### GIVEN PROBLEM
Return a copy of every line in the records that includes the word "JSON".
[start]
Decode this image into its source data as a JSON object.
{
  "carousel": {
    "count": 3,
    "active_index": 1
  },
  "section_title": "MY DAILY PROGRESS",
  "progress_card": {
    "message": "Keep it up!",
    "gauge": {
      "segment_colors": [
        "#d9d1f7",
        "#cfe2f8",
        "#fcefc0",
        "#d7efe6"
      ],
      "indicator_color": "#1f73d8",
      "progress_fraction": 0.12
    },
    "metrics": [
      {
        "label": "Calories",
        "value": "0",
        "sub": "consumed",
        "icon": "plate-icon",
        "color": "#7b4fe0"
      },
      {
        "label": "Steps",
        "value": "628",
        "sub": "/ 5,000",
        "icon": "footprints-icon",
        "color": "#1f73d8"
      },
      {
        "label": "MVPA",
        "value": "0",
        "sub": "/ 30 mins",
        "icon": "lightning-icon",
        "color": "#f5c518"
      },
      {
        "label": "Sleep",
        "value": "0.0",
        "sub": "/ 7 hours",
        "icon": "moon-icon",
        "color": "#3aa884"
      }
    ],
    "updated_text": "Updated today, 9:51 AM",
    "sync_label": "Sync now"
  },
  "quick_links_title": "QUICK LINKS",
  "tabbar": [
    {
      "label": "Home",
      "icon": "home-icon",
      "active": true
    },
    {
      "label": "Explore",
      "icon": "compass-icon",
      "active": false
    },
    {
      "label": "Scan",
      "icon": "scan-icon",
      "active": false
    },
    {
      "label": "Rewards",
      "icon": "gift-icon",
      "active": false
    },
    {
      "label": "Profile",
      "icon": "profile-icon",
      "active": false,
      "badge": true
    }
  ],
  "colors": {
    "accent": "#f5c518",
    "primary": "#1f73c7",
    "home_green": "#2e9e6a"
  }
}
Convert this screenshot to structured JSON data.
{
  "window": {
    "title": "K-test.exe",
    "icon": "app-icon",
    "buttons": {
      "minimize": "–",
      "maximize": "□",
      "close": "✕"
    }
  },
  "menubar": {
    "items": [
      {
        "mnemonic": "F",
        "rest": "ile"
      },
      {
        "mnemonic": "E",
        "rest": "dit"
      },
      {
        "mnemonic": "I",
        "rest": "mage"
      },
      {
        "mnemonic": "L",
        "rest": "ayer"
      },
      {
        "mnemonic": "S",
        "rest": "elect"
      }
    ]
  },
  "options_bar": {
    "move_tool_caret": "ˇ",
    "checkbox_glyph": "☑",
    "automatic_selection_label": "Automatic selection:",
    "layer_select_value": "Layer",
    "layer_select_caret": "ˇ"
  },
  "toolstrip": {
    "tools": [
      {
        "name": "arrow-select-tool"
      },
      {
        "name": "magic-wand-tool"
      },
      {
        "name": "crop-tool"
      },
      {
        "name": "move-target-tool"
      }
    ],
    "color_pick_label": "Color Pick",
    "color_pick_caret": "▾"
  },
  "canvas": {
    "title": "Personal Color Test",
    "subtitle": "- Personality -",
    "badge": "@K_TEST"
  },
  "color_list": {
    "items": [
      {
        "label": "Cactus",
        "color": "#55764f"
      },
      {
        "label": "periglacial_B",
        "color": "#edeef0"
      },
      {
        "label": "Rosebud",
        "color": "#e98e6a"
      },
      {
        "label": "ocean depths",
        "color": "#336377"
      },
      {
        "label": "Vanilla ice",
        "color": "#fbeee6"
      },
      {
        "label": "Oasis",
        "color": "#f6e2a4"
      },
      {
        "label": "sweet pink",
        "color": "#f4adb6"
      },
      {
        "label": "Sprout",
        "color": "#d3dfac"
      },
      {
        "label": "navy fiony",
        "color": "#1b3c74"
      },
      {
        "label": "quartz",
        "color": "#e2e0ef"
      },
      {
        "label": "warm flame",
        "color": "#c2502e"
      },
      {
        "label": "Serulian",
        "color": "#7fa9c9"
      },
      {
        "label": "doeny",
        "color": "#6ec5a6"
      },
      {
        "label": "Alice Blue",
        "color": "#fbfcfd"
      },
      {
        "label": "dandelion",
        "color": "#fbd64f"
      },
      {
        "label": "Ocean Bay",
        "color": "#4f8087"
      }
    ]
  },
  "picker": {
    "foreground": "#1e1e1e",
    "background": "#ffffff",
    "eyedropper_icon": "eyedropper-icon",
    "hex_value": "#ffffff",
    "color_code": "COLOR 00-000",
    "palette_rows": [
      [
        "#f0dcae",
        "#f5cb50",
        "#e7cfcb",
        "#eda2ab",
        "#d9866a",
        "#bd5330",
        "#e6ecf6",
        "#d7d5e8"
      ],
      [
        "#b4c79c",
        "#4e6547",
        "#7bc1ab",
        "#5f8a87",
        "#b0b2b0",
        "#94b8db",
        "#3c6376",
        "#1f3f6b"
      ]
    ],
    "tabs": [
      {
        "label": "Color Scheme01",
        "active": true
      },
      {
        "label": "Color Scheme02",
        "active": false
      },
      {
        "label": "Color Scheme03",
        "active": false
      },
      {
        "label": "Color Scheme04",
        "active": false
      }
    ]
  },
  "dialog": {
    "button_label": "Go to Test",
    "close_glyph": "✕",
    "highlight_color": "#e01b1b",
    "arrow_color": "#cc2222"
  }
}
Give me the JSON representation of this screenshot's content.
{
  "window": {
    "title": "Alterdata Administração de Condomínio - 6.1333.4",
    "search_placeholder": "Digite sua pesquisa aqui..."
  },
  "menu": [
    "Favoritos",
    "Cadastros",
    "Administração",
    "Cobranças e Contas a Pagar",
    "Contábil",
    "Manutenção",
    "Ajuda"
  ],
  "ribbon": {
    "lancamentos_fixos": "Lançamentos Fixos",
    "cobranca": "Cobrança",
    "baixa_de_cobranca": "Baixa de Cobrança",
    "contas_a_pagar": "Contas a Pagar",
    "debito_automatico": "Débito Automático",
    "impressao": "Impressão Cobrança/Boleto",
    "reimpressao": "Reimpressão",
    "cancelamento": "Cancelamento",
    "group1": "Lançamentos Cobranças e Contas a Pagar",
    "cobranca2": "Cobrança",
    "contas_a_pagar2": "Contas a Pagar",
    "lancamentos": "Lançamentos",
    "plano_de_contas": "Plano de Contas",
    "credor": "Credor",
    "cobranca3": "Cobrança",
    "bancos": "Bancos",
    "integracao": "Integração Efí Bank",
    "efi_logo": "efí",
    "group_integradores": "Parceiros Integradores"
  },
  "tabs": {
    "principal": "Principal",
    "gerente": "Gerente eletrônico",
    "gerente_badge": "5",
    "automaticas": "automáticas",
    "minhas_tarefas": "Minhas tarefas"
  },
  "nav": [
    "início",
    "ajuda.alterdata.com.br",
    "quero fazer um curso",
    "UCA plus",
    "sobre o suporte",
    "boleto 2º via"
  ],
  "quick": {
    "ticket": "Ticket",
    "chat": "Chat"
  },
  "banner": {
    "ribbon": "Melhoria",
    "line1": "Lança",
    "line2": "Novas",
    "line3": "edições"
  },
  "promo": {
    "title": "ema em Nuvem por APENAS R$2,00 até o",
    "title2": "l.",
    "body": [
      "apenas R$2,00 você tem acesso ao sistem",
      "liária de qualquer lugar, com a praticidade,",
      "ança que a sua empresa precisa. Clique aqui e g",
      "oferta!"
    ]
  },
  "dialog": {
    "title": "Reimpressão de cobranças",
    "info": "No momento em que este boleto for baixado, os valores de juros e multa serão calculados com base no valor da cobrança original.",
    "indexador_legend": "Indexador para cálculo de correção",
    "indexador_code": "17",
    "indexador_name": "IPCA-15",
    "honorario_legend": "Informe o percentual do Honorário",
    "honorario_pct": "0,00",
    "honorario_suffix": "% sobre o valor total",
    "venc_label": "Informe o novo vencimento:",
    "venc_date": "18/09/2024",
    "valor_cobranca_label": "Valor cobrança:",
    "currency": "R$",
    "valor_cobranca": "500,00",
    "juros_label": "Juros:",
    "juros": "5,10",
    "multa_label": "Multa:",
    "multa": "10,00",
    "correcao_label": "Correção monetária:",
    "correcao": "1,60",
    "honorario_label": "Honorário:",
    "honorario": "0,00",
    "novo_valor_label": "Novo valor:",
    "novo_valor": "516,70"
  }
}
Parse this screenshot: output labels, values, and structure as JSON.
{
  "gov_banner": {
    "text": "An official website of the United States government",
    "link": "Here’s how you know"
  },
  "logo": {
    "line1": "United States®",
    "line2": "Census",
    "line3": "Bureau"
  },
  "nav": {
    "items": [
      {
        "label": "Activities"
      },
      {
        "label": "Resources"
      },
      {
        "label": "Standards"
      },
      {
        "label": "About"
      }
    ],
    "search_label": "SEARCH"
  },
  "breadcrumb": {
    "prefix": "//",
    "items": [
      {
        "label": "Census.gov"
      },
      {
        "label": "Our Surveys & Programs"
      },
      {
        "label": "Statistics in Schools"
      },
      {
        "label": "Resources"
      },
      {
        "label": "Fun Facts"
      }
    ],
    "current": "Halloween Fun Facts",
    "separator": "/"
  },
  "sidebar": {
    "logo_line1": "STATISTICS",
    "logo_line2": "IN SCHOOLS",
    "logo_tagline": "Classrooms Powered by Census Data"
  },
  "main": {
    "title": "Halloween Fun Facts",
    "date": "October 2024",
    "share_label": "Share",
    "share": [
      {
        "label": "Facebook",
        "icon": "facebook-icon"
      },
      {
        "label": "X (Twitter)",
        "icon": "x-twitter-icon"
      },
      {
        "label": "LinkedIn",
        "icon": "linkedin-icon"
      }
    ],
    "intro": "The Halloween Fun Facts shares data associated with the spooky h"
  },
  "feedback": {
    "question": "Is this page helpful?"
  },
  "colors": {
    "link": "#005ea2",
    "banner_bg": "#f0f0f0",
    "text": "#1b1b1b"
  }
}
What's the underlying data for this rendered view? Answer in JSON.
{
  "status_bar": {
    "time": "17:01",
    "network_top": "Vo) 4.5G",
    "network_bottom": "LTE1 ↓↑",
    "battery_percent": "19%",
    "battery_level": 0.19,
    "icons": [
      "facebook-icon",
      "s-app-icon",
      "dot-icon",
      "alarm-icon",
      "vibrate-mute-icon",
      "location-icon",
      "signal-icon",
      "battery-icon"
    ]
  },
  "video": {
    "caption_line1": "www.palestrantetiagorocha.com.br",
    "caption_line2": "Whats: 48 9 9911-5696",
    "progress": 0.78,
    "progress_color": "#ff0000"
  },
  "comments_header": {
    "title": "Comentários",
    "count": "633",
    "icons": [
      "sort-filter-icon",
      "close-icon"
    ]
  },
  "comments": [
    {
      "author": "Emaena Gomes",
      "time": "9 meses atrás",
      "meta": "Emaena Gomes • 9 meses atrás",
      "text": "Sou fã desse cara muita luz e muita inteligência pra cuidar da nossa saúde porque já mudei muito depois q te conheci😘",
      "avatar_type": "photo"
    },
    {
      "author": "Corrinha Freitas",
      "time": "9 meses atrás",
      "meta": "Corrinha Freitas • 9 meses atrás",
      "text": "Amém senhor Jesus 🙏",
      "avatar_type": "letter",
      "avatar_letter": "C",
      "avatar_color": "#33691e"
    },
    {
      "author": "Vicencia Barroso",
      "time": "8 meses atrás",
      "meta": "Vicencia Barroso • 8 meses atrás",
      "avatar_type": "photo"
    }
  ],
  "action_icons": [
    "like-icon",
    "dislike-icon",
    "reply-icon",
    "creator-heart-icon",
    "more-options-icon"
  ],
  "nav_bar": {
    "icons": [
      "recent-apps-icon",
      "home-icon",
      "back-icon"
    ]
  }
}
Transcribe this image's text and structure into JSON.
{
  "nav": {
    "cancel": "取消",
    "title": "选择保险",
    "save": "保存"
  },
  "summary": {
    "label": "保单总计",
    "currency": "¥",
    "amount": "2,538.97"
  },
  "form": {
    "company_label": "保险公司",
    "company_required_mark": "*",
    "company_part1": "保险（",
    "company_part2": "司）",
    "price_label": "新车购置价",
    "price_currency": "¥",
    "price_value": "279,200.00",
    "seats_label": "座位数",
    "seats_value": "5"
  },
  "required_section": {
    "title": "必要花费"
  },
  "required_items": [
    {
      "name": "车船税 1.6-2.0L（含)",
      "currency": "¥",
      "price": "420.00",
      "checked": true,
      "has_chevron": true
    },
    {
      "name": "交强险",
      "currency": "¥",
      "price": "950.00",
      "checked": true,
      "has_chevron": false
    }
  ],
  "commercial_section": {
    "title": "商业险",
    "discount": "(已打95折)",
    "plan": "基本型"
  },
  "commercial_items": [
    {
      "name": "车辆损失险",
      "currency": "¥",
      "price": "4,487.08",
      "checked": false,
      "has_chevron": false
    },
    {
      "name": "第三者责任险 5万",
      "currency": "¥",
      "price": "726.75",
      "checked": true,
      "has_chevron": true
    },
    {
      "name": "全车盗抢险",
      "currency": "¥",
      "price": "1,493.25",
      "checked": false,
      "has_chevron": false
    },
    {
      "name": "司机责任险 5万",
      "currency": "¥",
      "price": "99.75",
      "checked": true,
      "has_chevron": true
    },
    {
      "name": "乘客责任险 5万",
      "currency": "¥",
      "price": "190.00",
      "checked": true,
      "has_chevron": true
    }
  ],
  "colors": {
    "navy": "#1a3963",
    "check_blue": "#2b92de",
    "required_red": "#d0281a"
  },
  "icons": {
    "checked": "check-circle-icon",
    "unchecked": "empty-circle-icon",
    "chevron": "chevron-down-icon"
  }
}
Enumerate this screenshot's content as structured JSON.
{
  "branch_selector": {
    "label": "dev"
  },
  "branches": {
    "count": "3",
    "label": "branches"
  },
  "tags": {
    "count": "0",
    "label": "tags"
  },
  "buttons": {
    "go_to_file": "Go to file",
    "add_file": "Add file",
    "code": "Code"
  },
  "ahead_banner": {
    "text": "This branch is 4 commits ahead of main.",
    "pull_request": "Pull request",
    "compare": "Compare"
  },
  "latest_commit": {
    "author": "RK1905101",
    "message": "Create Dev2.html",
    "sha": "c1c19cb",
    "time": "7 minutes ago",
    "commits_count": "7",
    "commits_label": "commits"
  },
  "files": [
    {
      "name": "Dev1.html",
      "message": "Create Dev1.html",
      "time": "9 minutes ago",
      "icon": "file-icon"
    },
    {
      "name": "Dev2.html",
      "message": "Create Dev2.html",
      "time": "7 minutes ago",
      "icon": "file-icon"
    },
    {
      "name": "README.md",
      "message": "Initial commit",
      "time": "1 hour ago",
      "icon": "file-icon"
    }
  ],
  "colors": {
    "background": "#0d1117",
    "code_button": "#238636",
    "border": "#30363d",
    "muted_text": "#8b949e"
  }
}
[end]
### WRITTEN RESPONSE
Decode this image into its source data as a JSON object.
Convert this screenshot to structured JSON data.
Give me the JSON representation of this screenshot's content.
Parse this screenshot: output labels, values, and structure as JSON.
What's the underlying data for this rendered view? Answer in JSON.
Transcribe this image's text and structure into JSON.
Enumerate this screenshot's content as structured JSON.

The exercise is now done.